- Task instructions
A. Please repeat a passage from the article on testing for foodborne bacteria, starting at the words "Next-generation tests that" and ending after "more efficient ones.".
B. Answer these questions from the article on testing for foodborne bacteria:
(i) According to CDC estimates, how many Americans die from foodborne illnesses each year?
(ii) How long can culture-based testing take after the sample reaches the lab?
(iii) How many states had salmonella illnesses that were traced to the Trader Joe's peanut butter?

- Text provided
_ _ _
Next-generation tests that promise to shave a few days off the time needed to tell whether E. coli, salmonella
or other foodborne bacteria caused a patient's illness could reach
medical laboratories as early as next year. That could allow doctors to
treat sometimes deadly diseases much more quickly — an exciting
development.
The problem: These new tests
can't detect crucial differences between different subtypes of bacteria,
as current tests can. And that fingerprint is what states and the
federal government use to match sick people to a contaminated food. The
older tests might be replaced by the new, more efficient ones.
"It's like a forensics lab. If somebody says a shot was fired,
without the bullet you don't know where it came from," explained E. coli
expert Dr. Phillip Tarr of Washington University School of Medicine in
St. Louis.
The federal Centers for Disease
Control and Prevention warns that losing the ability to literally take a
germ's fingerprint could hamper efforts to keep food safe, and the
agency is searching for solutions. According to CDC estimates, 1 in 6 Americans gets sick from foodborne illnesses each year, and 3,000 die.
"These improved tests for
diagnosing patients could have the unintended consequence of reducing
our ability to detect and investigate outbreaks, ultimately causing more
people to become sick," said Dr. John Besser of the CDC.
That means outbreaks like the salmonella illnesses linked this fall
to a variety of Trader Joe's peanut butter might not be identified that
quickly — or at all.It all comes down to what's called a bacterial culture — whether labs grow a sample of a patient's bacteria in an old-fashioned petri dish, or skip that step because the new tests don't require it.
Here's the way it works now: Someone with serious diarrhea visits the doctor, who gets a stool sample and sends it to a private testing laboratory. The lab cultures the sample, growing larger batches of any lurking bacteria to identify what's there. If disease-causing germs such as E. coli O157 or salmonella are found, they may be sent on to a public health laboratory for more sophisticated analysis to uncover their unique DNA patterns — their fingerprints.
Those fingerprints are posted to a national database, called PulseNet, that the CDC and state health officials use to look for food poisoning trends.
There are lots of garden-variety cases of salmonella every year, from runny eggs to a picnic lunch that sat out too long. But if a few people in, say, Baltimore have salmonella with the same molecular signature as some sick people in Cleveland, it's time to investigate, because scientists might be able narrow the outbreak to a particular food or company.
But culture-based testing takes time — as long as two to four days after the sample reaches the lab, which makes for a long wait if you're a sick patient.
What's in the pipeline? Tests
that could detect many kinds of germs simultaneously instead of hunting
one at a time — and within hours of reaching the lab — without first
having to grow a culture. Those tests are expected to be approved as
early as next year.
This isn't just a science debate, said Shari Shea, food safety director at the Association of Public Health Laboratories.
If you were the patient, "you'd want to know how you got sick," she said.PulseNet has greatly improved the ability of regulators and the food industry to solve those mysteries since it was launched in the mid-1990s, helping to spot major outbreaks in ground beef, spinach, eggs and cantaloupe in recent years. Just this fall, PulseNet matched 42 different salmonella illnesses in 20 different states that were eventually traced to a variety of Trader Joe's peanut butter.
_ _ _
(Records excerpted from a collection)

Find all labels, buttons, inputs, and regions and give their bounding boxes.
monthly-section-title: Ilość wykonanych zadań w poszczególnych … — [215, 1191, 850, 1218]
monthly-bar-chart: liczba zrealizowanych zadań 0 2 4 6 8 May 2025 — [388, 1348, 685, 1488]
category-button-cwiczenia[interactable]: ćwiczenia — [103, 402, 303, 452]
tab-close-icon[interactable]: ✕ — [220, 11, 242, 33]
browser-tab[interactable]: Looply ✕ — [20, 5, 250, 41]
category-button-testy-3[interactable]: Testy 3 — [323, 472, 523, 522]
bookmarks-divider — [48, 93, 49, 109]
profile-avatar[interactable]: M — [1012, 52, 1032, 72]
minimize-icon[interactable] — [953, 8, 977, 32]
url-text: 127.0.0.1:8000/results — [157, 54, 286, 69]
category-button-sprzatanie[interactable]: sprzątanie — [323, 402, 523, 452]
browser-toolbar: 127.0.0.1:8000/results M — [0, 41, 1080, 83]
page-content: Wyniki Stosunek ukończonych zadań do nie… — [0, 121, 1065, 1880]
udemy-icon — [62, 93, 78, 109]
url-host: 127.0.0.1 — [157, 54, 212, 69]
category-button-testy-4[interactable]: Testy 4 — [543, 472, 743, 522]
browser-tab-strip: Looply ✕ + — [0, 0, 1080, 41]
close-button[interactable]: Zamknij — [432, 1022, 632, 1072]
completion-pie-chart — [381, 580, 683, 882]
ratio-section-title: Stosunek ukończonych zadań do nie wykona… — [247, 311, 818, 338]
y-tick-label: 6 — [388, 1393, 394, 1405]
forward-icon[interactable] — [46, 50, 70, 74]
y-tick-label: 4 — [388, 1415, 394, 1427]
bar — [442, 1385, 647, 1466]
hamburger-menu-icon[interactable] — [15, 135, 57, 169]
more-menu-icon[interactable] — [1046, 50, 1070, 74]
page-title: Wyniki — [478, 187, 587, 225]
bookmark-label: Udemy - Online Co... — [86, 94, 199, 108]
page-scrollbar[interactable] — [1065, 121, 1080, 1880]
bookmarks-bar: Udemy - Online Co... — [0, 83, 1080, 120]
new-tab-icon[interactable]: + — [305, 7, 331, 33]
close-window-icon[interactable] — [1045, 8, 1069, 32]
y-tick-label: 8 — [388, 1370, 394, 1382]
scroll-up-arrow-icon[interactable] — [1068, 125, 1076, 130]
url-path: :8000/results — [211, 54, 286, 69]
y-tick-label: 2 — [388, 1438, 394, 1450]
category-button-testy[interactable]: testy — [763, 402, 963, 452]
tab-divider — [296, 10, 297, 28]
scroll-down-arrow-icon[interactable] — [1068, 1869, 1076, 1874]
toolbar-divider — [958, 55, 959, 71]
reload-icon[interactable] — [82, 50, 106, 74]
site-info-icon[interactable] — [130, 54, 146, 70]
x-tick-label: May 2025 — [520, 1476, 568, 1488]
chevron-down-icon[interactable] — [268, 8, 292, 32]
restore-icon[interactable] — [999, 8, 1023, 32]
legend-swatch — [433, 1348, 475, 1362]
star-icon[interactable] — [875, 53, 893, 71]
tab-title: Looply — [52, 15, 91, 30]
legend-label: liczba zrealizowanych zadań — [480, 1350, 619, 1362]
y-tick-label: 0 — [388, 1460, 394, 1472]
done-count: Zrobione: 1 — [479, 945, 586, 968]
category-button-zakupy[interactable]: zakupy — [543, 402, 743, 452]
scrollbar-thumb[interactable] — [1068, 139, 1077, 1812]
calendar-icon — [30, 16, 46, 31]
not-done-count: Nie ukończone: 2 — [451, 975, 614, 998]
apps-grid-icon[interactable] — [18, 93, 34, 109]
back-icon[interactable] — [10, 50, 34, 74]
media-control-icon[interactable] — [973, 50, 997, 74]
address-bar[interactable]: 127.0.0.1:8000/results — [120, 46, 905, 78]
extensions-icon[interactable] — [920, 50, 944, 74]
_ _ _
- Answers to this exercise
A.
Next-generation tests that promise to shave a few days off the time needed to tell whether E. coli, salmonella
or other foodborne bacteria caused a patient's illness could reach
medical laboratories as early as next year. That could allow doctors to
treat sometimes deadly diseases much more quickly — an exciting
development.
The problem: These new tests
can't detect crucial differences between different subtypes of bacteria,
as current tests can. And that fingerprint is what states and the
federal government use to match sick people to a contaminated food. The
older tests might be replaced by the new, more efficient ones.

B.
(i) 3,000
(ii) Two to four days
(iii) 20